┌─ Data
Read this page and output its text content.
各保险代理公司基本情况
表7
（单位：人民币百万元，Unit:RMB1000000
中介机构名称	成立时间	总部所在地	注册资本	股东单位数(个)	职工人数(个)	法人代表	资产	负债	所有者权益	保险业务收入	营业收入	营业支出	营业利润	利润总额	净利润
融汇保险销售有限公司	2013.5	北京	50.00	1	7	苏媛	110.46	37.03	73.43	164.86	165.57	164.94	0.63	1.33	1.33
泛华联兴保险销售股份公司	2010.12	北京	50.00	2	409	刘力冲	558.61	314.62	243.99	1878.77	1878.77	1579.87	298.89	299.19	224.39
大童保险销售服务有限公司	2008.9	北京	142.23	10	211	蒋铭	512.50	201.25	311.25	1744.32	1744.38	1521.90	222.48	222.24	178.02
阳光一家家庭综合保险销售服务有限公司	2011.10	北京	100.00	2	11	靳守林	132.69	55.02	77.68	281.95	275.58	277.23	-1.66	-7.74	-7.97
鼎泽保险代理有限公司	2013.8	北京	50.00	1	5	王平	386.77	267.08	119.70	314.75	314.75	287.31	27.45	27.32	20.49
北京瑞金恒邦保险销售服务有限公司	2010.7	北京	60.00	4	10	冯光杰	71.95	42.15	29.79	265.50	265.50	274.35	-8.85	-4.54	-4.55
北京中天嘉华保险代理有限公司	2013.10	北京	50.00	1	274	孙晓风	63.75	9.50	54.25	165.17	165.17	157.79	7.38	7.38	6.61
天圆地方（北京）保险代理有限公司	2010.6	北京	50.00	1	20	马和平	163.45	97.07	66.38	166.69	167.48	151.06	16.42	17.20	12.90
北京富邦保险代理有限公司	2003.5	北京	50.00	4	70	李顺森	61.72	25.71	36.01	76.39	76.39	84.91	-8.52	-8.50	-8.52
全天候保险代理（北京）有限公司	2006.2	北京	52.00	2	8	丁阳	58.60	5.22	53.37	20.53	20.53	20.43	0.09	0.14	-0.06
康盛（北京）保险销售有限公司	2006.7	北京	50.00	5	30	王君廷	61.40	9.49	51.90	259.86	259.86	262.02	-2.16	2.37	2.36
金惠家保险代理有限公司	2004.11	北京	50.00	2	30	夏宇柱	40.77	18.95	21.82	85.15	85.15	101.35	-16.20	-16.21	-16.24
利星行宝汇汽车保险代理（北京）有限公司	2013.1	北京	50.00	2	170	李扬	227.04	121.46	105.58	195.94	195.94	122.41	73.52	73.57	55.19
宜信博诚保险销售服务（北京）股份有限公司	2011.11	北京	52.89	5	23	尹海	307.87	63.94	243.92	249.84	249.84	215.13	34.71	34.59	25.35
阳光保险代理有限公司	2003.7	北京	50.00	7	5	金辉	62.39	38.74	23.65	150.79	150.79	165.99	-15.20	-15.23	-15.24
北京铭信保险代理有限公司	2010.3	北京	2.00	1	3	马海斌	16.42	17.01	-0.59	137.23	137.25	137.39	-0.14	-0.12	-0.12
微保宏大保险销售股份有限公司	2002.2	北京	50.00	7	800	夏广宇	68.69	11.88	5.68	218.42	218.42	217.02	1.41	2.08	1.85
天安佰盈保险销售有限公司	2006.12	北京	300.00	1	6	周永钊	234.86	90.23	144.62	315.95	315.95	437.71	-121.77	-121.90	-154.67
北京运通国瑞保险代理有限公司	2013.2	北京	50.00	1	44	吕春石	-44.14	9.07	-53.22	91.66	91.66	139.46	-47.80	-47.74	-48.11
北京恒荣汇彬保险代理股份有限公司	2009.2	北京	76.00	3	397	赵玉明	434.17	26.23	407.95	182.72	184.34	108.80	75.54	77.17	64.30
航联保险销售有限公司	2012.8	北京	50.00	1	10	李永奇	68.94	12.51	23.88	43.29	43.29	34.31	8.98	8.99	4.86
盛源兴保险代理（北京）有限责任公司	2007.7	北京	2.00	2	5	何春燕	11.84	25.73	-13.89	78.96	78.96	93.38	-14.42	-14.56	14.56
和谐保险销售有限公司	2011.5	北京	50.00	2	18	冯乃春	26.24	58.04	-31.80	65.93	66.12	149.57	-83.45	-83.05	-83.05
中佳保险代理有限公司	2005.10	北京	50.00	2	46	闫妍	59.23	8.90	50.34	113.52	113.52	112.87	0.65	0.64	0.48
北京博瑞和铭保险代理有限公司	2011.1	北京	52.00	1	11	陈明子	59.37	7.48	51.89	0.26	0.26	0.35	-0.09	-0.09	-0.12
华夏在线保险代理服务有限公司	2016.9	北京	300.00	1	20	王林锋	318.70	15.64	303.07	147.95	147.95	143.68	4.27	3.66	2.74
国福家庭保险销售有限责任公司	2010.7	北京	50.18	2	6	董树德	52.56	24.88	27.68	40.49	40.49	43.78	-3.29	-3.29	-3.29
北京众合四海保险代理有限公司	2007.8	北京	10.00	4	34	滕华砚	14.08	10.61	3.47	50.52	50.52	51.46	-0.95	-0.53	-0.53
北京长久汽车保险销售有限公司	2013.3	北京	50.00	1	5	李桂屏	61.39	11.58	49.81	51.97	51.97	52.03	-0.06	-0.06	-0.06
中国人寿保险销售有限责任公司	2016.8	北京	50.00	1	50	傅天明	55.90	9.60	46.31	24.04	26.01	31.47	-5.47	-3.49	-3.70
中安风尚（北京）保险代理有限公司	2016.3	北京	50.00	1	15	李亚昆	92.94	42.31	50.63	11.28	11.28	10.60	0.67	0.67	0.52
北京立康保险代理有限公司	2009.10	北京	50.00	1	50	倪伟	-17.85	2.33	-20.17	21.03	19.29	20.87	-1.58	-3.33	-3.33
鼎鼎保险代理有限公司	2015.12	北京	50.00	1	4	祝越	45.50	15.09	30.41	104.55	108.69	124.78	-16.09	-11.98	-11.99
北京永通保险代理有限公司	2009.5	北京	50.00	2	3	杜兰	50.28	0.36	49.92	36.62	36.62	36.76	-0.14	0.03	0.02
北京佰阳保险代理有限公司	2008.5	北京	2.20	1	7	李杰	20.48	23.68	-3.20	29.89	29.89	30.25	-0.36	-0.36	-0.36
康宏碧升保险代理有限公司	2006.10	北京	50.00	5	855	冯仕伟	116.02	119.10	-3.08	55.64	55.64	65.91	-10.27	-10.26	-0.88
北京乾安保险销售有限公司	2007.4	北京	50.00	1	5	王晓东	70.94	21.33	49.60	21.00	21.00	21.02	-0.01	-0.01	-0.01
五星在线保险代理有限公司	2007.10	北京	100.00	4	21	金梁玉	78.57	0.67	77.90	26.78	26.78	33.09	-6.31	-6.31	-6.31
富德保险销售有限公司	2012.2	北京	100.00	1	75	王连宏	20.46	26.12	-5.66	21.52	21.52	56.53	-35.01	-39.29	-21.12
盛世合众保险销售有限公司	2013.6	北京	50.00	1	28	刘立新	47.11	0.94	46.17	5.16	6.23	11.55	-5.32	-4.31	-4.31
└─
## Brief
Write down the full listing again, exactly.

## Full answer
Read this page and output its text content.
各保险代理公司基本情况
表7
（单位：人民币百万元，Unit:RMB1000000
中介机构名称	成立时间	总部所在地	注册资本	股东单位数(个)	职工人数(个)	法人代表	资产	负债	所有者权益	保险业务收入	营业收入	营业支出	营业利润	利润总额	净利润
融汇保险销售有限公司	2013.5	北京	50.00	1	7	苏媛	110.46	37.03	73.43	164.86	165.57	164.94	0.63	1.33	1.33
泛华联兴保险销售股份公司	2010.12	北京	50.00	2	409	刘力冲	558.61	314.62	243.99	1878.77	1878.77	1579.87	298.89	299.19	224.39
大童保险销售服务有限公司	2008.9	北京	142.23	10	211	蒋铭	512.50	201.25	311.25	1744.32	1744.38	1521.90	222.48	222.24	178.02
阳光一家家庭综合保险销售服务有限公司	2011.10	北京	100.00	2	11	靳守林	132.69	55.02	77.68	281.95	275.58	277.23	-1.66	-7.74	-7.97
鼎泽保险代理有限公司	2013.8	北京	50.00	1	5	王平	386.77	267.08	119.70	314.75	314.75	287.31	27.45	27.32	20.49
北京瑞金恒邦保险销售服务有限公司	2010.7	北京	60.00	4	10	冯光杰	71.95	42.15	29.79	265.50	265.50	274.35	-8.85	-4.54	-4.55
北京中天嘉华保险代理有限公司	2013.10	北京	50.00	1	274	孙晓风	63.75	9.50	54.25	165.17	165.17	157.79	7.38	7.38	6.61
天圆地方（北京）保险代理有限公司	2010.6	北京	50.00	1	20	马和平	163.45	97.07	66.38	166.69	167.48	151.06	16.42	17.20	12.90
北京富邦保险代理有限公司	2003.5	北京	50.00	4	70	李顺森	61.72	25.71	36.01	76.39	76.39	84.91	-8.52	-8.50	-8.52
全天候保险代理（北京）有限公司	2006.2	北京	52.00	2	8	丁阳	58.60	5.22	53.37	20.53	20.53	20.43	0.09	0.14	-0.06
康盛（北京）保险销售有限公司	2006.7	北京	50.00	5	30	王君廷	61.40	9.49	51.90	259.86	259.86	262.02	-2.16	2.37	2.36
金惠家保险代理有限公司	2004.11	北京	50.00	2	30	夏宇柱	40.77	18.95	21.82	85.15	85.15	101.35	-16.20	-16.21	-16.24
利星行宝汇汽车保险代理（北京）有限公司	2013.1	北京	50.00	2	170	李扬	227.04	121.46	105.58	195.94	195.94	122.41	73.52	73.57	55.19
宜信博诚保险销售服务（北京）股份有限公司	2011.11	北京	52.89	5	23	尹海	307.87	63.94	243.92	249.84	249.84	215.13	34.71	34.59	25.35
阳光保险代理有限公司	2003.7	北京	50.00	7	5	金辉	62.39	38.74	23.65	150.79	150.79	165.99	-15.20	-15.23	-15.24
北京铭信保险代理有限公司	2010.3	北京	2.00	1	3	马海斌	16.42	17.01	-0.59	137.23	137.25	137.39	-0.14	-0.12	-0.12
微保宏大保险销售股份有限公司	2002.2	北京	50.00	7	800	夏广宇	68.69	11.88	5.68	218.42	218.42	217.02	1.41	2.08	1.85
天安佰盈保险销售有限公司	2006.12	北京	300.00	1	6	周永钊	234.86	90.23	144.62	315.95	315.95	437.71	-121.77	-121.90	-154.67
北京运通国瑞保险代理有限公司	2013.2	北京	50.00	1	44	吕春石	-44.14	9.07	-53.22	91.66	91.66	139.46	-47.80	-47.74	-48.11
北京恒荣汇彬保险代理股份有限公司	2009.2	北京	76.00	3	397	赵玉明	434.17	26.23	407.95	182.72	184.34	108.80	75.54	77.17	64.30
航联保险销售有限公司	2012.8	北京	50.00	1	10	李永奇	68.94	12.51	23.88	43.29	43.29	34.31	8.98	8.99	4.86
盛源兴保险代理（北京）有限责任公司	2007.7	北京	2.00	2	5	何春燕	11.84	25.73	-13.89	78.96	78.96	93.38	-14.42	-14.56	14.56
和谐保险销售有限公司	2011.5	北京	50.00	2	18	冯乃春	26.24	58.04	-31.80	65.93	66.12	149.57	-83.45	-83.05	-83.05
中佳保险代理有限公司	2005.10	北京	50.00	2	46	闫妍	59.23	8.90	50.34	113.52	113.52	112.87	0.65	0.64	0.48
北京博瑞和铭保险代理有限公司	2011.1	北京	52.00	1	11	陈明子	59.37	7.48	51.89	0.26	0.26	0.35	-0.09	-0.09	-0.12
华夏在线保险代理服务有限公司	2016.9	北京	300.00	1	20	王林锋	318.70	15.64	303.07	147.95	147.95	143.68	4.27	3.66	2.74
国福家庭保险销售有限责任公司	2010.7	北京	50.18	2	6	董树德	52.56	24.88	27.68	40.49	40.49	43.78	-3.29	-3.29	-3.29
北京众合四海保险代理有限公司	2007.8	北京	10.00	4	34	滕华砚	14.08	10.61	3.47	50.52	50.52	51.46	-0.95	-0.53	-0.53
北京长久汽车保险销售有限公司	2013.3	北京	50.00	1	5	李桂屏	61.39	11.58	49.81	51.97	51.97	52.03	-0.06	-0.06	-0.06
中国人寿保险销售有限责任公司	2016.8	北京	50.00	1	50	傅天明	55.90	9.60	46.31	24.04	26.01	31.47	-5.47	-3.49	-3.70
中安风尚（北京）保险代理有限公司	2016.3	北京	50.00	1	15	李亚昆	92.94	42.31	50.63	11.28	11.28	10.60	0.67	0.67	0.52
北京立康保险代理有限公司	2009.10	北京	50.00	1	50	倪伟	-17.85	2.33	-20.17	21.03	19.29	20.87	-1.58	-3.33	-3.33
鼎鼎保险代理有限公司	2015.12	北京	50.00	1	4	祝越	45.50	15.09	30.41	104.55	108.69	124.78	-16.09	-11.98	-11.99
北京永通保险代理有限公司	2009.5	北京	50.00	2	3	杜兰	50.28	0.36	49.92	36.62	36.62	36.76	-0.14	0.03	0.02
北京佰阳保险代理有限公司	2008.5	北京	2.20	1	7	李杰	20.48	23.68	-3.20	29.89	29.89	30.25	-0.36	-0.36	-0.36
康宏碧升保险代理有限公司	2006.10	北京	50.00	5	855	冯仕伟	116.02	119.10	-3.08	55.64	55.64	65.91	-10.27	-10.26	-0.88
北京乾安保险销售有限公司	2007.4	北京	50.00	1	5	王晓东	70.94	21.33	49.60	21.00	21.00	21.02	-0.01	-0.01	-0.01
五星在线保险代理有限公司	2007.10	北京	100.00	4	21	金梁玉	78.57	0.67	77.90	26.78	26.78	33.09	-6.31	-6.31	-6.31
富德保险销售有限公司	2012.2	北京	100.00	1	75	王连宏	20.46	26.12	-5.66	21.52	21.52	56.53	-35.01	-39.29	-21.12
盛世合众保险销售有限公司	2013.6	北京	50.00	1	28	刘立新	47.11	0.94	46.17	5.16	6.23	11.55	-5.32	-4.31	-4.31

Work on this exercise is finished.